• [What the task asks] Below are records. Copy every line with "Азбука" in it.

• [Available records]
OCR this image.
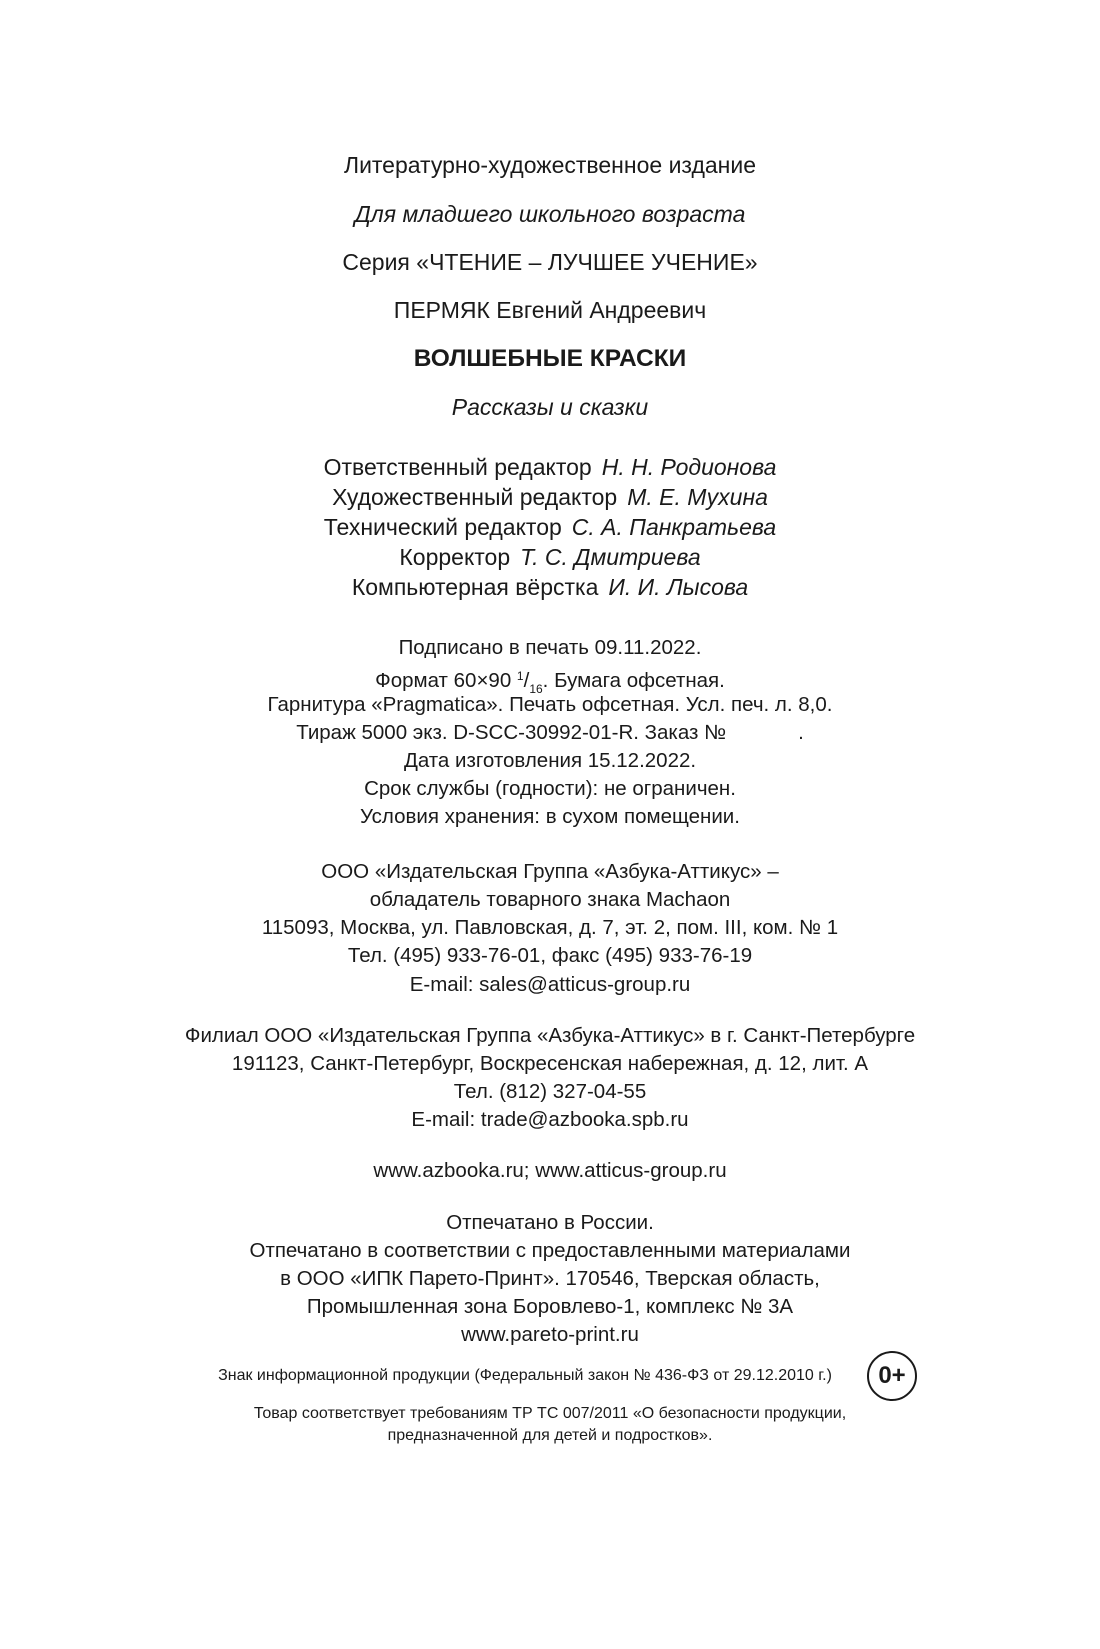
Литературно-художественное издание
Для младшего школьного возраста
Серия «ЧТЕНИЕ – ЛУЧШЕЕ УЧЕНИЕ»
ПЕРМЯК Евгений Андреевич
ВОЛШЕБНЫЕ КРАСКИ
Рассказы и сказки
Ответственный редактор Н. Н. Родионова
Художественный редактор М. Е. Мухина
Технический редактор С. А. Панкратьева
Корректор Т. С. Дмитриева
Компьютерная вёрстка И. И. Лысова
Подписано в печать 09.11.2022.
Формат 60×90 $^1/_{16}$. Бумага офсетная.
Гарнитура «Pragmatica». Печать офсетная. Усл. печ. л. 8,0.
Тираж 5000 экз. D-SCC-30992-01-R. Заказ №	.
Дата изготовления 15.12.2022.
Срок службы (годности): не ограничен.
Условия хранения: в сухом помещении.
ООО «Издательская Группа «Азбука-Аттикус» –
обладатель товарного знака Machaon
115093, Москва, ул. Павловская, д. 7, эт. 2, пом. III, ком. № 1
Тел. (495) 933-76-01, факс (495) 933-76-19
E-mail: sales@atticus-group.ru
Филиал ООО «Издательская Группа «Азбука-Аттикус» в г. Санкт-Петербурге
191123, Санкт-Петербург, Воскресенская набережная, д. 12, лит. А
Тел. (812) 327-04-55
E-mail: trade@azbooka.spb.ru
www.azbooka.ru; www.atticus-group.ru
Отпечатано в России.
Отпечатано в соответствии с предоставленными материалами
в ООО «ИПК Парето-Принт». 170546, Тверская область,
Промышленная зона Боровлево-1, комплекс № 3А
www.pareto-print.ru
Знак информационной продукции (Федеральный закон № 436-ФЗ от 29.12.2010 г.)	0+
Товар соответствует требованиям ТР ТС 007/2011 «О безопасности продукции,
предназначенной для детей и подростков».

• [Solution to the problem]
ООО «Издательская Группа «Азбука-Аттикус» –
Филиал ООО «Издательская Группа «Азбука-Аттикус» в г. Санкт-Петербурге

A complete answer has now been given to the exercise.